— Start INFORMATION SUPPLIED —
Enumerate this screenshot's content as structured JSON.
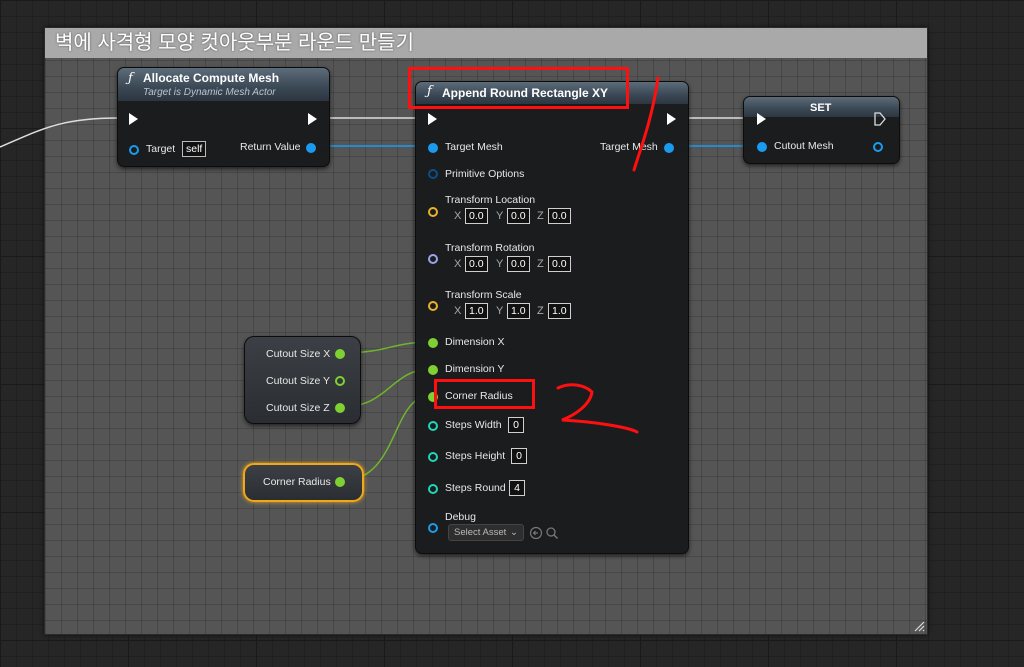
{
  "comment": {
    "title": "벽에 사격형 모양 컷아웃부분 라운드 만들기"
  },
  "allocate_node": {
    "title": "Allocate Compute Mesh",
    "subtitle": "Target is Dynamic Mesh Actor",
    "target_label": "Target",
    "target_value": "self",
    "return_label": "Return Value"
  },
  "append_node": {
    "title": "Append Round Rectangle XY",
    "target_mesh_in": "Target Mesh",
    "target_mesh_out": "Target Mesh",
    "primitive_options": "Primitive Options",
    "transform_location": {
      "label": "Transform Location",
      "x": "0.0",
      "y": "0.0",
      "z": "0.0"
    },
    "transform_rotation": {
      "label": "Transform Rotation",
      "x": "0.0",
      "y": "0.0",
      "z": "0.0"
    },
    "transform_scale": {
      "label": "Transform Scale",
      "x": "1.0",
      "y": "1.0",
      "z": "1.0"
    },
    "axis_x": "X",
    "axis_y": "Y",
    "axis_z": "Z",
    "dimension_x": "Dimension X",
    "dimension_y": "Dimension Y",
    "corner_radius": "Corner Radius",
    "steps_width": {
      "label": "Steps Width",
      "value": "0"
    },
    "steps_height": {
      "label": "Steps Height",
      "value": "0"
    },
    "steps_round": {
      "label": "Steps Round",
      "value": "4"
    },
    "debug": {
      "label": "Debug",
      "select": "Select Asset"
    }
  },
  "set_node": {
    "title": "SET",
    "cutout_mesh": "Cutout Mesh"
  },
  "cutout_size_node": {
    "x": "Cutout Size X",
    "y": "Cutout Size Y",
    "z": "Cutout Size Z"
  },
  "corner_radius_var": {
    "label": "Corner Radius"
  },
  "colors": {
    "object_pin": "#1b9bf0",
    "float_pin": "#7fd032",
    "vector_pin": "#e8b22b",
    "rotator_pin": "#9ea3e8",
    "int_pin": "#22d6b8",
    "annotation_red": "#ff1010",
    "exec_wire": "#ffffff"
  },
  "icons": {
    "function": "function-icon",
    "exec": "exec-pin-icon",
    "resize": "resize-grip-icon",
    "browse": "browse-arrow-icon",
    "search": "search-icon",
    "dropdown": "chevron-down-icon"
  },
  "annotations": {
    "handwritten_mark": "ㄱ / 2"
  }
}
— End INFORMATION SUPPLIED —
§ GOAL:
Pictures are not part of the copy; reproduce everything else in the records exactly.

§ WRITTEN REPLY:
Enumerate this screenshot's content as structured JSON.
{
  "comment": {
    "title": "벽에 사격형 모양 컷아웃부분 라운드 만들기"
  },
  "allocate_node": {
    "title": "Allocate Compute Mesh",
    "subtitle": "Target is Dynamic Mesh Actor",
    "target_label": "Target",
    "target_value": "self",
    "return_label": "Return Value"
  },
  "append_node": {
    "title": "Append Round Rectangle XY",
    "target_mesh_in": "Target Mesh",
    "target_mesh_out": "Target Mesh",
    "primitive_options": "Primitive Options",
    "transform_location": {
      "label": "Transform Location",
      "x": "0.0",
      "y": "0.0",
      "z": "0.0"
    },
    "transform_rotation": {
      "label": "Transform Rotation",
      "x": "0.0",
      "y": "0.0",
      "z": "0.0"
    },
    "transform_scale": {
      "label": "Transform Scale",
      "x": "1.0",
      "y": "1.0",
      "z": "1.0"
    },
    "axis_x": "X",
    "axis_y": "Y",
    "axis_z": "Z",
    "dimension_x": "Dimension X",
    "dimension_y": "Dimension Y",
    "corner_radius": "Corner Radius",
    "steps_width": {
      "label": "Steps Width",
      "value": "0"
    },
    "steps_height": {
      "label": "Steps Height",
      "value": "0"
    },
    "steps_round": {
      "label": "Steps Round",
      "value": "4"
    },
    "debug": {
      "label": "Debug",
      "select": "Select Asset"
    }
  },
  "set_node": {
    "title": "SET",
    "cutout_mesh": "Cutout Mesh"
  },
  "cutout_size_node": {
    "x": "Cutout Size X",
    "y": "Cutout Size Y",
    "z": "Cutout Size Z"
  },
  "corner_radius_var": {
    "label": "Corner Radius"
  },
  "colors": {
    "object_pin": "#1b9bf0",
    "float_pin": "#7fd032",
    "vector_pin": "#e8b22b",
    "rotator_pin": "#9ea3e8",
    "int_pin": "#22d6b8",
    "annotation_red": "#ff1010",
    "exec_wire": "#ffffff"
  },
  "icons": {
    "function": "function-icon",
    "exec": "exec-pin-icon",
    "resize": "resize-grip-icon",
    "browse": "browse-arrow-icon",
    "search": "search-icon",
    "dropdown": "chevron-down-icon"
  },
  "annotations": {
    "handwritten_mark": "ㄱ / 2"
  }
}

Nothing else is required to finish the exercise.